Source material.

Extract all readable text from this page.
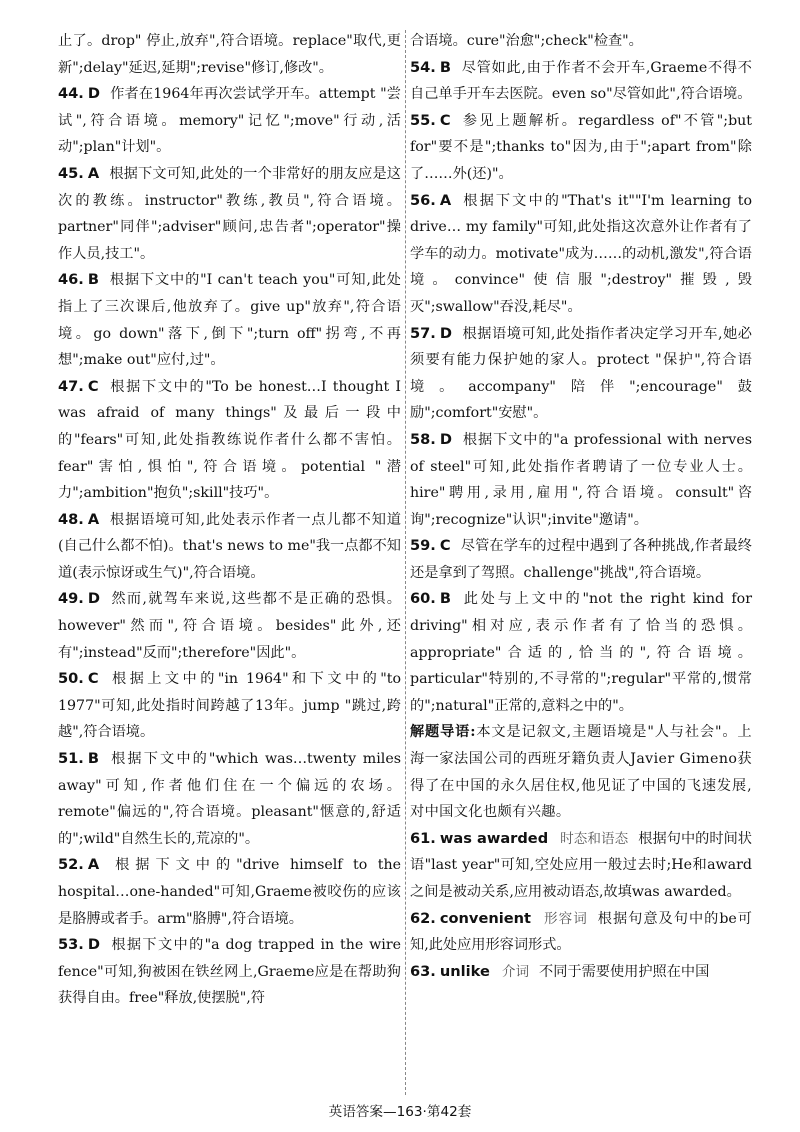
止了。drop" 停止,放弃",符合语境。replace"取代,更新";delay"延迟,延期";revise"修订,修改"。

44. D 作者在1964年再次尝试学开车。attempt "尝试",符合语境。memory"记忆";move"行动,活动";plan"计划"。

45. A 根据下文可知,此处的一个非常好的朋友应是这次的教练。instructor"教练,教员",符合语境。partner"同伴";adviser"顾问,忠告者";operator"操作人员,技工"。

46. B 根据下文中的"I can't teach you"可知,此处指上了三次课后,他放弃了。give up"放弃",符合语境。go down"落下,倒下";turn off"拐弯,不再想";make out"应付,过"。

47. C 根据下文中的"To be honest…I thought I was afraid of many things"及最后一段中的"fears"可知,此处指教练说作者什么都不害怕。fear"害怕,惧怕",符合语境。potential "潜力";ambition"抱负";skill"技巧"。

48. A 根据语境可知,此处表示作者一点儿都不知道(自己什么都不怕)。that's news to me"我一点都不知道(表示惊讶或生气)",符合语境。

49. D 然而,就驾车来说,这些都不是正确的恐惧。however"然而",符合语境。besides"此外,还有";instead"反而";therefore"因此"。

50. C 根据上文中的"in 1964"和下文中的"to 1977"可知,此处指时间跨越了13年。jump "跳过,跨越",符合语境。

51. B 根据下文中的"which was…twenty miles away"可知,作者他们住在一个偏远的农场。remote"偏远的",符合语境。pleasant"惬意的,舒适的";wild"自然生长的,荒凉的"。

52. A 根据下文中的"drive himself to the hospital…one-handed"可知,Graeme被咬伤的应该是胳膊或者手。arm"胳膊",符合语境。

53. D 根据下文中的"a dog trapped in the wire fence"可知,狗被困在铁丝网上,Graeme应是在帮助狗获得自由。free"释放,使摆脱",符

合语境。cure"治愈";check"检查"。

54. B 尽管如此,由于作者不会开车,Graeme不得不自己单手开车去医院。even so"尽管如此",符合语境。

55. C 参见上题解析。regardless of"不管";but for"要不是";thanks to"因为,由于";apart from"除了……外(还)"。

56. A 根据下文中的"That's it""I'm learning to drive… my family"可知,此处指这次意外让作者有了学车的动力。motivate"成为……的动机,激发",符合语境。convince"使信服";destroy"摧毁,毁灭";swallow"吞没,耗尽"。

57. D 根据语境可知,此处指作者决定学习开车,她必须要有能力保护她的家人。protect "保护",符合语境。accompany"陪伴";encourage"鼓励";comfort"安慰"。

58. D 根据下文中的"a professional with nerves of steel"可知,此处指作者聘请了一位专业人士。hire"聘用,录用,雇用",符合语境。consult"咨询";recognize"认识";invite"邀请"。

59. C 尽管在学车的过程中遇到了各种挑战,作者最终还是拿到了驾照。challenge"挑战",符合语境。

60. B 此处与上文中的"not the right kind for driving"相对应,表示作者有了恰当的恐惧。appropriate"合适的,恰当的",符合语境。particular"特别的,不寻常的";regular"平常的,惯常的";natural"正常的,意料之中的"。

解题导语:本文是记叙文,主题语境是"人与社会"。上海一家法国公司的西班牙籍负责人Javier Gimeno获得了在中国的永久居住权,他见证了中国的飞速发展,对中国文化也颇有兴趣。

61. was awarded 时态和语态 根据句中的时间状语"last year"可知,空处应用一般过去时;He和award之间是被动关系,应用被动语态,故填was awarded。

62. convenient 形容词 根据句意及句中的be可知,此处应用形容词形式。

63. unlike 介词 不同于需要使用护照在中国

英语答案—163·第42套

Problem to work on. Give the material again exactly as it is, but keep the pictures out.

Response to the exercise.
Extract all readable text from this page.
止了。drop" 停止,放弃",符合语境。replace"取代,更新";delay"延迟,延期";revise"修订,修改"。

44. D 作者在1964年再次尝试学开车。attempt "尝试",符合语境。memory"记忆";move"行动,活动";plan"计划"。

45. A 根据下文可知,此处的一个非常好的朋友应是这次的教练。instructor"教练,教员",符合语境。partner"同伴";adviser"顾问,忠告者";operator"操作人员,技工"。

46. B 根据下文中的"I can't teach you"可知,此处指上了三次课后,他放弃了。give up"放弃",符合语境。go down"落下,倒下";turn off"拐弯,不再想";make out"应付,过"。

47. C 根据下文中的"To be honest…I thought I was afraid of many things"及最后一段中的"fears"可知,此处指教练说作者什么都不害怕。fear"害怕,惧怕",符合语境。potential "潜力";ambition"抱负";skill"技巧"。

48. A 根据语境可知,此处表示作者一点儿都不知道(自己什么都不怕)。that's news to me"我一点都不知道(表示惊讶或生气)",符合语境。

49. D 然而,就驾车来说,这些都不是正确的恐惧。however"然而",符合语境。besides"此外,还有";instead"反而";therefore"因此"。

50. C 根据上文中的"in 1964"和下文中的"to 1977"可知,此处指时间跨越了13年。jump "跳过,跨越",符合语境。

51. B 根据下文中的"which was…twenty miles away"可知,作者他们住在一个偏远的农场。remote"偏远的",符合语境。pleasant"惬意的,舒适的";wild"自然生长的,荒凉的"。

52. A 根据下文中的"drive himself to the hospital…one-handed"可知,Graeme被咬伤的应该是胳膊或者手。arm"胳膊",符合语境。

53. D 根据下文中的"a dog trapped in the wire fence"可知,狗被困在铁丝网上,Graeme应是在帮助狗获得自由。free"释放,使摆脱",符

合语境。cure"治愈";check"检查"。

54. B 尽管如此,由于作者不会开车,Graeme不得不自己单手开车去医院。even so"尽管如此",符合语境。

55. C 参见上题解析。regardless of"不管";but for"要不是";thanks to"因为,由于";apart from"除了……外(还)"。

56. A 根据下文中的"That's it""I'm learning to drive… my family"可知,此处指这次意外让作者有了学车的动力。motivate"成为……的动机,激发",符合语境。convince"使信服";destroy"摧毁,毁灭";swallow"吞没,耗尽"。

57. D 根据语境可知,此处指作者决定学习开车,她必须要有能力保护她的家人。protect "保护",符合语境。accompany"陪伴";encourage"鼓励";comfort"安慰"。

58. D 根据下文中的"a professional with nerves of steel"可知,此处指作者聘请了一位专业人士。hire"聘用,录用,雇用",符合语境。consult"咨询";recognize"认识";invite"邀请"。

59. C 尽管在学车的过程中遇到了各种挑战,作者最终还是拿到了驾照。challenge"挑战",符合语境。

60. B 此处与上文中的"not the right kind for driving"相对应,表示作者有了恰当的恐惧。appropriate"合适的,恰当的",符合语境。particular"特别的,不寻常的";regular"平常的,惯常的";natural"正常的,意料之中的"。

解题导语:本文是记叙文,主题语境是"人与社会"。上海一家法国公司的西班牙籍负责人Javier Gimeno获得了在中国的永久居住权,他见证了中国的飞速发展,对中国文化也颇有兴趣。

61. was awarded 时态和语态 根据句中的时间状语"last year"可知,空处应用一般过去时;He和award之间是被动关系,应用被动语态,故填was awarded。

62. convenient 形容词 根据句意及句中的be可知,此处应用形容词形式。

63. unlike 介词 不同于需要使用护照在中国

英语答案—163·第42套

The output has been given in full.